| Your objective |
Search the records for "cuốn" and copy each line that holds it.

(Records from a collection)

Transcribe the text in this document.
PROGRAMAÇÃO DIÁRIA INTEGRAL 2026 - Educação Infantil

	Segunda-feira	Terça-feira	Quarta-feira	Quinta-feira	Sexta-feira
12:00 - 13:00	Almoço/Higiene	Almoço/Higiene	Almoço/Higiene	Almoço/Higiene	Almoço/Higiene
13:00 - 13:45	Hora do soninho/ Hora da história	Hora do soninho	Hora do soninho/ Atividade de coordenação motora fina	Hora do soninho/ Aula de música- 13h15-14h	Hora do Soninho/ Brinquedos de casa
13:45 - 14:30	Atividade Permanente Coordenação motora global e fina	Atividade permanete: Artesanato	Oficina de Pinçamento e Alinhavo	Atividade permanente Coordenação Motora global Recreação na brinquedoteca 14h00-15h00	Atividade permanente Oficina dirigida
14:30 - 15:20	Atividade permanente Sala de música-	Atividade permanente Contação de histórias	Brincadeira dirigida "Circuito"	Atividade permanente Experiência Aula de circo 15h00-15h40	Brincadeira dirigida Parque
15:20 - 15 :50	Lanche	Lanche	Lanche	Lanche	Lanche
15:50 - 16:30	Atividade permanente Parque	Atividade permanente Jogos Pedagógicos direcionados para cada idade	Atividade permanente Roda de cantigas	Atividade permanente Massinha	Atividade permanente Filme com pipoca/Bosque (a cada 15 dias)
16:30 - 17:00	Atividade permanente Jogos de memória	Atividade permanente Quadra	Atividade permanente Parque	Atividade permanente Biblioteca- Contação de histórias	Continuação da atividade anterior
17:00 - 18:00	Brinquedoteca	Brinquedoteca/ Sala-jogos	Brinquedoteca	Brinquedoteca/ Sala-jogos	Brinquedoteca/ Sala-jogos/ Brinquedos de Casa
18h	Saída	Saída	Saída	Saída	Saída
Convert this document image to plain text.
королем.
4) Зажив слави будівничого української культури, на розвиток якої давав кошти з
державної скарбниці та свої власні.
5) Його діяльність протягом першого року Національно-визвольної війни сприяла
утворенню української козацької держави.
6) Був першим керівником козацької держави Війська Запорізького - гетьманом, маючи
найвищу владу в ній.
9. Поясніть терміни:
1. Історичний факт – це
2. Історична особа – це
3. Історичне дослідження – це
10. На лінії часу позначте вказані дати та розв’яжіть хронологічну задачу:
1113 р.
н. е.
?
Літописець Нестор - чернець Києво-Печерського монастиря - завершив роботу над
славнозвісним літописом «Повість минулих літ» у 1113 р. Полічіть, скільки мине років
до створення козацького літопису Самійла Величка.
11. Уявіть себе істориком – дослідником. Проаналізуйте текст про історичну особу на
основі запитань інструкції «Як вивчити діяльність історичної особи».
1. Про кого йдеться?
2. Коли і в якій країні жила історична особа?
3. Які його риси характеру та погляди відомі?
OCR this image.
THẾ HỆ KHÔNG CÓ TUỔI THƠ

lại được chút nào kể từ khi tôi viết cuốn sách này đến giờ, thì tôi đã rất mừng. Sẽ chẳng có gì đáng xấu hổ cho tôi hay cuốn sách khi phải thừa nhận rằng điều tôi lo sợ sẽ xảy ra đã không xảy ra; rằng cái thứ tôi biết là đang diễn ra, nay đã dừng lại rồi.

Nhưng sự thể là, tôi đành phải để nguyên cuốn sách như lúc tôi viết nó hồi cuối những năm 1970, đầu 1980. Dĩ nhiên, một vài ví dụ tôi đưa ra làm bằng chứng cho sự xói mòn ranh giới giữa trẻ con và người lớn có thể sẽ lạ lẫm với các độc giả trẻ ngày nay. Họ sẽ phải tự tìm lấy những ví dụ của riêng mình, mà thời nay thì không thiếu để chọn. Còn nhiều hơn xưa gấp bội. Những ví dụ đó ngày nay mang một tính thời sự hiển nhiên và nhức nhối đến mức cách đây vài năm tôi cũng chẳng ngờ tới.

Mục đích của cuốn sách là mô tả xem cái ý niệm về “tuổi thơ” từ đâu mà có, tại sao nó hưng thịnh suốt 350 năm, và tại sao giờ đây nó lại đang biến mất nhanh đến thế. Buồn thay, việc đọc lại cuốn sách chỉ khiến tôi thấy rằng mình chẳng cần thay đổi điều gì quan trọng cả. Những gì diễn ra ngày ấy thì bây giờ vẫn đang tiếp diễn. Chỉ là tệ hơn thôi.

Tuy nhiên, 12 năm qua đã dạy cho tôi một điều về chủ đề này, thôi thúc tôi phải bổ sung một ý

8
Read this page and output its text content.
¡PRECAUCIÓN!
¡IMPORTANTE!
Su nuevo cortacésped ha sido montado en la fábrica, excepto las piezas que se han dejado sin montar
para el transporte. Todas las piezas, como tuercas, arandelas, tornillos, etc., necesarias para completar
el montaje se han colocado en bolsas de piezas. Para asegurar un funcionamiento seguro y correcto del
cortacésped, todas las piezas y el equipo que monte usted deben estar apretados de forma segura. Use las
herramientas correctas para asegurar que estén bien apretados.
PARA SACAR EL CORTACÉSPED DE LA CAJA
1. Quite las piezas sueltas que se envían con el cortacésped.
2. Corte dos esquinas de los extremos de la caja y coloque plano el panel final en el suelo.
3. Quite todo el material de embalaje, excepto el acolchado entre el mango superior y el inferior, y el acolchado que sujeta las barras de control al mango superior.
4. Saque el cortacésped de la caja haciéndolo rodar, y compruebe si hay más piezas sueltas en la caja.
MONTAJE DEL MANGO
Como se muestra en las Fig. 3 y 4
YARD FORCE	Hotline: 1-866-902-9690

| Result |
lại được chút nào kể từ khi tôi viết cuốn sách này đến giờ, thì tôi đã rất mừng. Sẽ chẳng có gì đáng xấu hổ cho tôi hay cuốn sách khi phải thừa nhận rằng điều tôi lo sợ sẽ xảy ra đã không xảy ra; rằng cái thứ tôi biết là đang diễn ra, nay đã dừng lại rồi.
Nhưng sự thể là, tôi đành phải để nguyên cuốn sách như lúc tôi viết nó hồi cuối những năm 1970, đầu 1980. Dĩ nhiên, một vài ví dụ tôi đưa ra làm bằng chứng cho sự xói mòn ranh giới giữa trẻ con và người lớn có thể sẽ lạ lẫm với các độc giả trẻ ngày nay. Họ sẽ phải tự tìm lấy những ví dụ của riêng mình, mà thời nay thì không thiếu để chọn. Còn nhiều hơn xưa gấp bội. Những ví dụ đó ngày nay mang một tính thời sự hiển nhiên và nhức nhối đến mức cách đây vài năm tôi cũng chẳng ngờ tới.
Mục đích của cuốn sách là mô tả xem cái ý niệm về “tuổi thơ” từ đâu mà có, tại sao nó hưng thịnh suốt 350 năm, và tại sao giờ đây nó lại đang biến mất nhanh đến thế. Buồn thay, việc đọc lại cuốn sách chỉ khiến tôi thấy rằng mình chẳng cần thay đổi điều gì quan trọng cả. Những gì diễn ra ngày ấy thì bây giờ vẫn đang tiếp diễn. Chỉ là tệ hơn thôi.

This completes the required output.